(Beginning of PAGE EXCERPT)

Second, absorption of the spectrum. By encompassing even leftist organizations critical of North Korea (Trotskyists, liberal unification advocates, etc.) under the 'Jongbuk' label, political leftist organizations that have nothing to do with North Korea are also made targets of repression.
Third, internalization of self-censorship. Individuals and organizations fearful of the 'Jongbuk' label voluntarily restrict their own political expression. Citizens' fundamental rights are first limited not in courtrooms but within their own minds.
4. Film: From Anti-Communist Movies to Neo-Anti-Communist Blockbusters
4.1. The Birth of Anti-Communist Cinema: A State-Subsidized Theater of Hostility
The Korean Movie Database's (KMDb) "Anti-Communism and Censorship (1955–1970)" collection reveals 153 anti-communist films and 9,038 pages of censorship documents (Yonhap News, 2023.7.3). From the mid-1960s onward, the government provided systematic support for anti-communist films, creating a 'Best Anti-Communist Film Award' (for production and screenplay) at the Grand Bell Awards in 1966, and even offering foreign film quota incentives.
However, anti-communist films were not free from censorship themselves. Director Lee Man-hee's 1965 film Seven Female Prisoners is a symbolic case: despite being an anti-communist film, the director was arrested for violating the Anti-Communist Law. The film depicted North Korean soldiers rescuing female prisoners, but its portrayal of internal conflict between North Korean and Chinese communist forces was interpreted as 'elevating North Korea's international status.' Lee Man-hee became the first film director imprisoned for violating the Anti-Communist Law (Hankyung, 2023.7.3).
From late 1968, the Korean Central Intelligence Agency (KCIA) began participating in the censorship of all commercial films, and the Ministry of National Defense, Ministry of Home Affairs, Ministry of Foreign Affairs, and Ministry of Justice also intervened in censoring anti-communist films (Cine21, "Fools Made by the Era"). Anti-communist films were produced within a dual structure: the state supervised them from the script stage, and forced the 'correct way' of portraying anti-communism.

(End of PAGE EXCERPT)
(Beginning of ENTRIES SUPPLIED)

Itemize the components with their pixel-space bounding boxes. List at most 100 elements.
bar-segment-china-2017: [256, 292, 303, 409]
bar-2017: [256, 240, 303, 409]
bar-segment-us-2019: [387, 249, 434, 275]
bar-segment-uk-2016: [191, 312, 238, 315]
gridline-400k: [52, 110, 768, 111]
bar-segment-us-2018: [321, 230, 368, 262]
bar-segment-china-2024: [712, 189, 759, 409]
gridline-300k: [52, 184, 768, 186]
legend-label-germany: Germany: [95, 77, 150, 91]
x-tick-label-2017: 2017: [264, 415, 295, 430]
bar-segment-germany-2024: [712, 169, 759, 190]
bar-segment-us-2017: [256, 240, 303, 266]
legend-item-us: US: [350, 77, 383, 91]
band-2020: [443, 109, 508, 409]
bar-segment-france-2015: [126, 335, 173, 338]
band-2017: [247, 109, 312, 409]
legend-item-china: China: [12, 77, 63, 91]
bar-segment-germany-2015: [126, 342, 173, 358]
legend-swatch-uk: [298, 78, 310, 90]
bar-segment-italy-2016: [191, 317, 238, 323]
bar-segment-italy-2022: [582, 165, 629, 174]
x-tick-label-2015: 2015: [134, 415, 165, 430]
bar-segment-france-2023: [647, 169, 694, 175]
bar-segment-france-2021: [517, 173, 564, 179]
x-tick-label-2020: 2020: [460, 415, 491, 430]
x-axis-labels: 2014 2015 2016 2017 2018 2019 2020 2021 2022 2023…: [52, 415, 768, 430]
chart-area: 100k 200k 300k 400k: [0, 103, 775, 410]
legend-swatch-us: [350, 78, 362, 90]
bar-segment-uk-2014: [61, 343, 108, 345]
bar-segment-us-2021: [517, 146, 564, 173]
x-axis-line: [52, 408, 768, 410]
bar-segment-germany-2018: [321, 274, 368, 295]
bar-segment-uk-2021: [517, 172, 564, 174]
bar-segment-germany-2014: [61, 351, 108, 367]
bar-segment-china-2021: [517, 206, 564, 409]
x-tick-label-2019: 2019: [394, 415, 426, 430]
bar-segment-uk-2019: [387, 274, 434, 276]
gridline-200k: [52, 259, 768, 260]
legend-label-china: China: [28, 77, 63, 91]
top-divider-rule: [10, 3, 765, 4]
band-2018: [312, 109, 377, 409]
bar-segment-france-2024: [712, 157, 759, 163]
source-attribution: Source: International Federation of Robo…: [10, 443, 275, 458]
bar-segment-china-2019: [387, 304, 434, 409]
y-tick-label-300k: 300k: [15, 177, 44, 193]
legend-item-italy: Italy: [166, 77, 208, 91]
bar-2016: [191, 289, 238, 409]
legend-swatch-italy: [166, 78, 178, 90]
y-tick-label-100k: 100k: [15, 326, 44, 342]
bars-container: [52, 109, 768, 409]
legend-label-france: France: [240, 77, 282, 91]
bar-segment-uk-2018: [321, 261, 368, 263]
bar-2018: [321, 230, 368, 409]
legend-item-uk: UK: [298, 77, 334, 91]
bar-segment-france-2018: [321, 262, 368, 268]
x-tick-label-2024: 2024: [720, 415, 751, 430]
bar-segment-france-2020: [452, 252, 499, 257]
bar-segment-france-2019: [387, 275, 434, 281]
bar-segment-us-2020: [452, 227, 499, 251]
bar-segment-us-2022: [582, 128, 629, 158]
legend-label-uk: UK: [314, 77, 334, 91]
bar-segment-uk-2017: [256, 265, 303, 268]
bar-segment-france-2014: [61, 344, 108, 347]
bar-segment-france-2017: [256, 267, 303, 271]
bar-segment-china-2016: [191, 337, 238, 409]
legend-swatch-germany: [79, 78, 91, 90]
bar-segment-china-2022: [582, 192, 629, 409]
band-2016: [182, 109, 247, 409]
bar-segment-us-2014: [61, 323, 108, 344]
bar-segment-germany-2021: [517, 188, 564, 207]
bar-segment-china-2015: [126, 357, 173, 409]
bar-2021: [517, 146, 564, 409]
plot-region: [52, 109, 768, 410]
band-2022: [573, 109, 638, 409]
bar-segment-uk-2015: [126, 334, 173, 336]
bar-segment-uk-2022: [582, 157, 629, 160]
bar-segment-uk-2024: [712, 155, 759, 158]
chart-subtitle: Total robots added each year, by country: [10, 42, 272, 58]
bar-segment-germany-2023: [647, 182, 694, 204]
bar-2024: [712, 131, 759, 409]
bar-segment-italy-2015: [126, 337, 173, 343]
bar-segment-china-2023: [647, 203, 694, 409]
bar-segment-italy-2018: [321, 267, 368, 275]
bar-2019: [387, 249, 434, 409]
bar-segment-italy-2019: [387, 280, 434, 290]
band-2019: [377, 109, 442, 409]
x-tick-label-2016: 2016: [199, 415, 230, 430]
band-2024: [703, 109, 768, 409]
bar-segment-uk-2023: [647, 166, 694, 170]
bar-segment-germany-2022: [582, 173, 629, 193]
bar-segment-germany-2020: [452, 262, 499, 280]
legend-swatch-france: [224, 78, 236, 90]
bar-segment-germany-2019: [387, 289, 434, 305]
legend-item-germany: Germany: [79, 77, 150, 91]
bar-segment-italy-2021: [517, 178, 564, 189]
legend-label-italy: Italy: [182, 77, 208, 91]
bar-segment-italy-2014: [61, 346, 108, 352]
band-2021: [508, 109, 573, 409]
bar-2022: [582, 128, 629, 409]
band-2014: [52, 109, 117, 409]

(End of ENTRIES SUPPLIED)

§ PROBLEMS TO SOLVE
A) In the text on anti-communism and censorship, reproduce the portion starting with "Third, internalization of" and going on through "film quota incentives.", substituting "courts" for "courtrooms".
B) Decide whether each statement agrees with the text on anti-communism and censorship. Answer yes or no for each, and quote the words from the text that settle it.
(i) The KMDb collection contains 153 anti-communist films.
(ii) The 'Best Anti-Communist Film Award' was created at the Grand Bell Awards in 1965.
(iii) Lee Man-hee was the first film director imprisoned for violating the Anti-Communist Law.

§ RESULTS OF THE TASKS
A)
Third, internalization of self-censorship. Individuals and organizations fearful of the 'Jongbuk' label voluntarily restrict their own political expression. Citizens' fundamental rights are first limited not in courts but within their own minds.
4. Film: From Anti-Communist Movies to Neo-Anti-Communist Blockbusters
4.1. The Birth of Anti-Communist Cinema: A State-Subsidized Theater of Hostility
The Korean Movie Database's (KMDb) "Anti-Communism and Censorship (1955–1970)" collection reveals 153 anti-communist films and 9,038 pages of censorship documents (Yonhap News, 2023.7.3). From the mid-1960s onward, the government provided systematic support for anti-communist films, creating a 'Best Anti-Communist Film Award' (for production and screenplay) at the Grand Bell Awards in 1966, and even offering foreign film quota incentives.

B)
(i) Yes: "reveals 153 anti-communist films"
(ii) No: "at the Grand Bell Awards in 1966"
(iii) Yes: "Lee Man-hee became the first film director imprisoned for violating the Anti-Communist Law"